= Raw records =
□ □ □

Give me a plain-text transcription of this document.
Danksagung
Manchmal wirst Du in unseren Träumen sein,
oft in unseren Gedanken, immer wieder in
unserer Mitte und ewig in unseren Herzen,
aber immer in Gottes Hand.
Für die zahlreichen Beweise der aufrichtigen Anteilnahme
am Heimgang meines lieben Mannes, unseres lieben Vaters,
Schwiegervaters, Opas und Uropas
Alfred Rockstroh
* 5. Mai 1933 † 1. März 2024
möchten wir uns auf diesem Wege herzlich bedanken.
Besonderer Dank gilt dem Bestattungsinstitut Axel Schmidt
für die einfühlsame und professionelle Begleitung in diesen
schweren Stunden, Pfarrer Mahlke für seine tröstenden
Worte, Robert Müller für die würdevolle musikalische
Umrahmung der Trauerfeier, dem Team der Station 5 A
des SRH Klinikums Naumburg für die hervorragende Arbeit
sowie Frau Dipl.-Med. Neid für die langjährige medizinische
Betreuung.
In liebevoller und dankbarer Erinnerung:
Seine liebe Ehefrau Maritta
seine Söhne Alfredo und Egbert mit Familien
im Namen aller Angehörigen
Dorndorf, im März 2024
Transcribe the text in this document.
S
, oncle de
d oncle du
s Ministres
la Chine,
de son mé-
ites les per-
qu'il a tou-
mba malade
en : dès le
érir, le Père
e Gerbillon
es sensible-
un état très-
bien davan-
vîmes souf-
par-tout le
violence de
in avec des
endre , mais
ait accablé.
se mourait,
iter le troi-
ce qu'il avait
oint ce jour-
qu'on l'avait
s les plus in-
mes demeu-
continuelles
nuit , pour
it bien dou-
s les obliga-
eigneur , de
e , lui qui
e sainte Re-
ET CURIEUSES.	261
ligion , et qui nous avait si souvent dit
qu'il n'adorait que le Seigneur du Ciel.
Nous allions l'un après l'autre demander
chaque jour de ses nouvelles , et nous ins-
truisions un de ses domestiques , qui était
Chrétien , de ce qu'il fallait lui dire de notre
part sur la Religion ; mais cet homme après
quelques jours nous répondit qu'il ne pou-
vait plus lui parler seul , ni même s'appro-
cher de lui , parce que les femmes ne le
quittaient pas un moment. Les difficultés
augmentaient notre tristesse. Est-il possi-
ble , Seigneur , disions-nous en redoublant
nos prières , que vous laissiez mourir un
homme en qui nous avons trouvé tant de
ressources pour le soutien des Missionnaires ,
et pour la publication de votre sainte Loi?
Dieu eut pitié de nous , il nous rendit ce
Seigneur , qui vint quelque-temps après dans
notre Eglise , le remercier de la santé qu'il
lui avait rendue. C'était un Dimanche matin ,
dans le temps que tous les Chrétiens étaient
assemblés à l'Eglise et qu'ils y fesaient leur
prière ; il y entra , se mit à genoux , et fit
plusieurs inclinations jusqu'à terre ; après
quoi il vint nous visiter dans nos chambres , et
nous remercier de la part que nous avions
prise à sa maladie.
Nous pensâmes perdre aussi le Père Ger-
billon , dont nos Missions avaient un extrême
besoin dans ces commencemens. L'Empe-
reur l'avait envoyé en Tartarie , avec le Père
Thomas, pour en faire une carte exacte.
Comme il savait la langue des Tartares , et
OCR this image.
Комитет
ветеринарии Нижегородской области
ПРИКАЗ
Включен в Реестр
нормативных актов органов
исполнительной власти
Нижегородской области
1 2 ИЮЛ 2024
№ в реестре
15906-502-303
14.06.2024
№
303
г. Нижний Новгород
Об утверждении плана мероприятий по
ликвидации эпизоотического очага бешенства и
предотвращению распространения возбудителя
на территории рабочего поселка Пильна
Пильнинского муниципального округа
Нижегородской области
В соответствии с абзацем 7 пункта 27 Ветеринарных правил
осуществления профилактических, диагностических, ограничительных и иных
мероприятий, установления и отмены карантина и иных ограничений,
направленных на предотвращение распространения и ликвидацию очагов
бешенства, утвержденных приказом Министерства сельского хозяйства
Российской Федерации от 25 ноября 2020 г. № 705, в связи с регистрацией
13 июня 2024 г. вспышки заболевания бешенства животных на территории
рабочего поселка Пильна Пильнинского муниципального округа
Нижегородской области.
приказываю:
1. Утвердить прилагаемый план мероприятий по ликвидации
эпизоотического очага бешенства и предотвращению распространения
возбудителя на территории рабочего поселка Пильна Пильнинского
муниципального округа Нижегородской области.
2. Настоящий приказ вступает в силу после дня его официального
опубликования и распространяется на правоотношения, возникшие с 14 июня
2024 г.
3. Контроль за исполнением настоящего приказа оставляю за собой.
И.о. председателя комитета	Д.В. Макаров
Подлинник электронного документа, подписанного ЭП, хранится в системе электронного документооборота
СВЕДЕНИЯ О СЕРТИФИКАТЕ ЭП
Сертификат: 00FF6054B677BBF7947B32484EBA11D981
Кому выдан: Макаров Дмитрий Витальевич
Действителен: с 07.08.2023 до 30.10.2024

□ □ □

= Exercise instructions =
Every record shown above must be echoed exactly.

= Exercise answer =
Give me a plain-text transcription of this document.
Danksagung
Manchmal wirst Du in unseren Träumen sein,
oft in unseren Gedanken, immer wieder in
unserer Mitte und ewig in unseren Herzen,
aber immer in Gottes Hand.
Für die zahlreichen Beweise der aufrichtigen Anteilnahme
am Heimgang meines lieben Mannes, unseres lieben Vaters,
Schwiegervaters, Opas und Uropas
Alfred Rockstroh
* 5. Mai 1933 † 1. März 2024
möchten wir uns auf diesem Wege herzlich bedanken.
Besonderer Dank gilt dem Bestattungsinstitut Axel Schmidt
für die einfühlsame und professionelle Begleitung in diesen
schweren Stunden, Pfarrer Mahlke für seine tröstenden
Worte, Robert Müller für die würdevolle musikalische
Umrahmung der Trauerfeier, dem Team der Station 5 A
des SRH Klinikums Naumburg für die hervorragende Arbeit
sowie Frau Dipl.-Med. Neid für die langjährige medizinische
Betreuung.
In liebevoller und dankbarer Erinnerung:
Seine liebe Ehefrau Maritta
seine Söhne Alfredo und Egbert mit Familien
im Namen aller Angehörigen
Dorndorf, im März 2024
Transcribe the text in this document.
S
, oncle de
d oncle du
s Ministres
la Chine,
de son mé-
ites les per-
qu'il a tou-
mba malade
en : dès le
érir, le Père
e Gerbillon
es sensible-
un état très-
bien davan-
vîmes souf-
par-tout le
violence de
in avec des
endre , mais
ait accablé.
se mourait,
iter le troi-
ce qu'il avait
oint ce jour-
qu'on l'avait
s les plus in-
mes demeu-
continuelles
nuit , pour
it bien dou-
s les obliga-
eigneur , de
e , lui qui
e sainte Re-
ET CURIEUSES.	261
ligion , et qui nous avait si souvent dit
qu'il n'adorait que le Seigneur du Ciel.
Nous allions l'un après l'autre demander
chaque jour de ses nouvelles , et nous ins-
truisions un de ses domestiques , qui était
Chrétien , de ce qu'il fallait lui dire de notre
part sur la Religion ; mais cet homme après
quelques jours nous répondit qu'il ne pou-
vait plus lui parler seul , ni même s'appro-
cher de lui , parce que les femmes ne le
quittaient pas un moment. Les difficultés
augmentaient notre tristesse. Est-il possi-
ble , Seigneur , disions-nous en redoublant
nos prières , que vous laissiez mourir un
homme en qui nous avons trouvé tant de
ressources pour le soutien des Missionnaires ,
et pour la publication de votre sainte Loi?
Dieu eut pitié de nous , il nous rendit ce
Seigneur , qui vint quelque-temps après dans
notre Eglise , le remercier de la santé qu'il
lui avait rendue. C'était un Dimanche matin ,
dans le temps que tous les Chrétiens étaient
assemblés à l'Eglise et qu'ils y fesaient leur
prière ; il y entra , se mit à genoux , et fit
plusieurs inclinations jusqu'à terre ; après
quoi il vint nous visiter dans nos chambres , et
nous remercier de la part que nous avions
prise à sa maladie.
Nous pensâmes perdre aussi le Père Ger-
billon , dont nos Missions avaient un extrême
besoin dans ces commencemens. L'Empe-
reur l'avait envoyé en Tartarie , avec le Père
Thomas, pour en faire une carte exacte.
Comme il savait la langue des Tartares , et
OCR this image.
Комитет
ветеринарии Нижегородской области
ПРИКАЗ
Включен в Реестр
нормативных актов органов
исполнительной власти
Нижегородской области
1 2 ИЮЛ 2024
№ в реестре
15906-502-303
14.06.2024
№
303
г. Нижний Новгород
Об утверждении плана мероприятий по
ликвидации эпизоотического очага бешенства и
предотвращению распространения возбудителя
на территории рабочего поселка Пильна
Пильнинского муниципального округа
Нижегородской области
В соответствии с абзацем 7 пункта 27 Ветеринарных правил
осуществления профилактических, диагностических, ограничительных и иных
мероприятий, установления и отмены карантина и иных ограничений,
направленных на предотвращение распространения и ликвидацию очагов
бешенства, утвержденных приказом Министерства сельского хозяйства
Российской Федерации от 25 ноября 2020 г. № 705, в связи с регистрацией
13 июня 2024 г. вспышки заболевания бешенства животных на территории
рабочего поселка Пильна Пильнинского муниципального округа
Нижегородской области.
приказываю:
1. Утвердить прилагаемый план мероприятий по ликвидации
эпизоотического очага бешенства и предотвращению распространения
возбудителя на территории рабочего поселка Пильна Пильнинского
муниципального округа Нижегородской области.
2. Настоящий приказ вступает в силу после дня его официального
опубликования и распространяется на правоотношения, возникшие с 14 июня
2024 г.
3. Контроль за исполнением настоящего приказа оставляю за собой.
И.о. председателя комитета	Д.В. Макаров
Подлинник электронного документа, подписанного ЭП, хранится в системе электронного документооборота
СВЕДЕНИЯ О СЕРТИФИКАТЕ ЭП
Сертификат: 00FF6054B677BBF7947B32484EBA11D981
Кому выдан: Макаров Дмитрий Витальевич
Действителен: с 07.08.2023 до 30.10.2024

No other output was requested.